Below are entries; tally how many lines hold the string "的小正方形" and answer with only that figure.

DATASET EXCERPTS —
--

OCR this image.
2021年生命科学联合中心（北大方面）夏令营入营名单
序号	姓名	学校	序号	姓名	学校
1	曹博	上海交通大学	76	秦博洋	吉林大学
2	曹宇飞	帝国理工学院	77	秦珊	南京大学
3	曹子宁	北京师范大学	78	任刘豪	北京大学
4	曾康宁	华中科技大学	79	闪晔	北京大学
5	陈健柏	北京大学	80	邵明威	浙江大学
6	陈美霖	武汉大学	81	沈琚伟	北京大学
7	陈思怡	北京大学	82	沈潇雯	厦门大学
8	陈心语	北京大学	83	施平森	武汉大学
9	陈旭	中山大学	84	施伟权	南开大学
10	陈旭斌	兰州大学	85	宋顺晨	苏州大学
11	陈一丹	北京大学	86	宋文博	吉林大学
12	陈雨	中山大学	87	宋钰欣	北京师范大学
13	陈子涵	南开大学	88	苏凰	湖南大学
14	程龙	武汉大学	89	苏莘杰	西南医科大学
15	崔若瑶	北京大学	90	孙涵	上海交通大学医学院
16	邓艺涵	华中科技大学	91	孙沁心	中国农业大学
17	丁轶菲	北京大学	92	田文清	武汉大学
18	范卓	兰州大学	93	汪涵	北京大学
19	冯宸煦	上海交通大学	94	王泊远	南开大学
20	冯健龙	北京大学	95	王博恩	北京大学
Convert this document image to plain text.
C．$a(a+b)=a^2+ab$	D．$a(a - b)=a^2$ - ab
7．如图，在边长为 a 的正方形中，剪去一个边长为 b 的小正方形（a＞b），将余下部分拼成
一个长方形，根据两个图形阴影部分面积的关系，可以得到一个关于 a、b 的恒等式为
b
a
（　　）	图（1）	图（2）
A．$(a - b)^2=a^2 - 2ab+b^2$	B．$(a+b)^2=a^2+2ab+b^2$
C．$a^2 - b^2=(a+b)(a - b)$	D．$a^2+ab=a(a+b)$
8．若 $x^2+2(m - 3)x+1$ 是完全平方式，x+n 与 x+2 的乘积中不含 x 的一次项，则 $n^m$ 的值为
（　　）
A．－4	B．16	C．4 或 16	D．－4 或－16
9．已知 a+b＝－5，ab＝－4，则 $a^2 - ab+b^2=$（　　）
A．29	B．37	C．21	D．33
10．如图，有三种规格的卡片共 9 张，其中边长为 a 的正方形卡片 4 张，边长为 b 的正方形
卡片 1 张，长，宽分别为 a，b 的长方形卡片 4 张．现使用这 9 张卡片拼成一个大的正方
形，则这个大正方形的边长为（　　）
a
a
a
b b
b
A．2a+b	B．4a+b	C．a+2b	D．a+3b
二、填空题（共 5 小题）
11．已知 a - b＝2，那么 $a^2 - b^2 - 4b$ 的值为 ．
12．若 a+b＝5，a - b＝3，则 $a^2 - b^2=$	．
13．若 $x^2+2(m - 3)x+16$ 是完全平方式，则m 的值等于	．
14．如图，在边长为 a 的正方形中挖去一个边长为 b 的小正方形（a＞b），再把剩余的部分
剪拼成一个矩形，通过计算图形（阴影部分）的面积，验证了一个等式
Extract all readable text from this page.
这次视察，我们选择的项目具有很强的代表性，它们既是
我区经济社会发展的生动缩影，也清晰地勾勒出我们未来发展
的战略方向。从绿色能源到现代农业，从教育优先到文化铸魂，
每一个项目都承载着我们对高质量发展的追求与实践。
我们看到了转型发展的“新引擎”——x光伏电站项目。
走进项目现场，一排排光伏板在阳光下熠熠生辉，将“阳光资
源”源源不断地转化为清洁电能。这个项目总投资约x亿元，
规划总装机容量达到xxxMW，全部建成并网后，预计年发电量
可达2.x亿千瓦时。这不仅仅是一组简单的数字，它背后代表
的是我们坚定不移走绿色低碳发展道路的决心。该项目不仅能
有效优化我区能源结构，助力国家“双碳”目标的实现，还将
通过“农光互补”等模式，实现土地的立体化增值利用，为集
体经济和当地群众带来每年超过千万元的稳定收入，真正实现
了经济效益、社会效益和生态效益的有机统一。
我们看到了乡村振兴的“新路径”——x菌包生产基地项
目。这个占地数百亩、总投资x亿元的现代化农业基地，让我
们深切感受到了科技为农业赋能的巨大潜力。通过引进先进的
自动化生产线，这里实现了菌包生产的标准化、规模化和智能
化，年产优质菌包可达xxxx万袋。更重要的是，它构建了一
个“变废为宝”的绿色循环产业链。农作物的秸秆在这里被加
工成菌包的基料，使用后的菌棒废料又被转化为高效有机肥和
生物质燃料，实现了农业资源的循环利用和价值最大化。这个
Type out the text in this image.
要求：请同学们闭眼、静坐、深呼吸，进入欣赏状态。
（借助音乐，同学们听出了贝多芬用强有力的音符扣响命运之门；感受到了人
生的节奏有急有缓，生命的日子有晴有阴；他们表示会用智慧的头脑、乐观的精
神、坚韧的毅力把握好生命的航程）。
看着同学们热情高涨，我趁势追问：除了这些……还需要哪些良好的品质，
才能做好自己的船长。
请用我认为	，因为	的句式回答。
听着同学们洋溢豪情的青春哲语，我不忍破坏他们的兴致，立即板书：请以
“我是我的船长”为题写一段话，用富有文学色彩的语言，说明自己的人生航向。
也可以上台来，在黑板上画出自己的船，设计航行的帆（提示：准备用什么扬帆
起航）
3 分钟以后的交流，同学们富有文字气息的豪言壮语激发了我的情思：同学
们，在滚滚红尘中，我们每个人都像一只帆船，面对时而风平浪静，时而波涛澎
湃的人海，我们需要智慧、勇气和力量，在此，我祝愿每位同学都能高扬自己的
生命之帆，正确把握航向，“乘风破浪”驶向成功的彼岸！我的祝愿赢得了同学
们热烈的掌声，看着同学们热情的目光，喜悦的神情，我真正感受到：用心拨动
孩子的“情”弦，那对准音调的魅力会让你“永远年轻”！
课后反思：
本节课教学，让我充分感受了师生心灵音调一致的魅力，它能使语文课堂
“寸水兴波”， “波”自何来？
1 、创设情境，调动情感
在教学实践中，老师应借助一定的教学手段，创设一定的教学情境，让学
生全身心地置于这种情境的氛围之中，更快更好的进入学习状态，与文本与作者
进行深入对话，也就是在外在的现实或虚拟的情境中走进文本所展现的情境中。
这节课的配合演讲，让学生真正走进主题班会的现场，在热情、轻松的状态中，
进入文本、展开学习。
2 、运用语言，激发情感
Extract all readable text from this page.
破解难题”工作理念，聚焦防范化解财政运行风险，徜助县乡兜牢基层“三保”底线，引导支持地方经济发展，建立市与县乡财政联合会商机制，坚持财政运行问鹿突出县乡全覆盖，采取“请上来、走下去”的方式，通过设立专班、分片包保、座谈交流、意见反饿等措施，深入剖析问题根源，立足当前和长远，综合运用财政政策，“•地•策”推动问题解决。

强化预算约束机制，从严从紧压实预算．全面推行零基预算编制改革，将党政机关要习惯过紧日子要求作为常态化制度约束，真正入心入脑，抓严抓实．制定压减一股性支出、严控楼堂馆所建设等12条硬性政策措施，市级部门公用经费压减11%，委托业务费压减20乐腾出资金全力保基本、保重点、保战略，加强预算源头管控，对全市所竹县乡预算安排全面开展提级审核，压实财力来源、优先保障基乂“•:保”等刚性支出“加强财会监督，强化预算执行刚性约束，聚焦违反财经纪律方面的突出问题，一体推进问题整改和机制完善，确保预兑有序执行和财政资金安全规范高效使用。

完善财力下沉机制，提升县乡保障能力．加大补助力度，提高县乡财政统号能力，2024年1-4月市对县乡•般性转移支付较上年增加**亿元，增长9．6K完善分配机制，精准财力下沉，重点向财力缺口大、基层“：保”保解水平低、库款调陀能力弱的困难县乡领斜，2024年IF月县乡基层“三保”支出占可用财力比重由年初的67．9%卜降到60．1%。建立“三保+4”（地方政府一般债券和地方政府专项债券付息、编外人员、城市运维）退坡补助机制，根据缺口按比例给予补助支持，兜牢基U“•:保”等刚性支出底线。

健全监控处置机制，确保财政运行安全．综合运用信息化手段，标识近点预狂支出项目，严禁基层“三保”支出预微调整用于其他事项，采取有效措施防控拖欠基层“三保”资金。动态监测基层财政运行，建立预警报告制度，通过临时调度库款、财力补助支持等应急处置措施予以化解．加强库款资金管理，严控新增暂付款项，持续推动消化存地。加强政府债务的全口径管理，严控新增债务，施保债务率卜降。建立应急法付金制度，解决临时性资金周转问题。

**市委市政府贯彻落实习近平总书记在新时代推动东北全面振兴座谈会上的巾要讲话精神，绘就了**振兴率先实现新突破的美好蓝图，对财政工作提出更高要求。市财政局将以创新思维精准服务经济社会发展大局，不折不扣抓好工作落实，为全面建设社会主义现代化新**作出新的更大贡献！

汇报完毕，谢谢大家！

--

RESPONSE —
2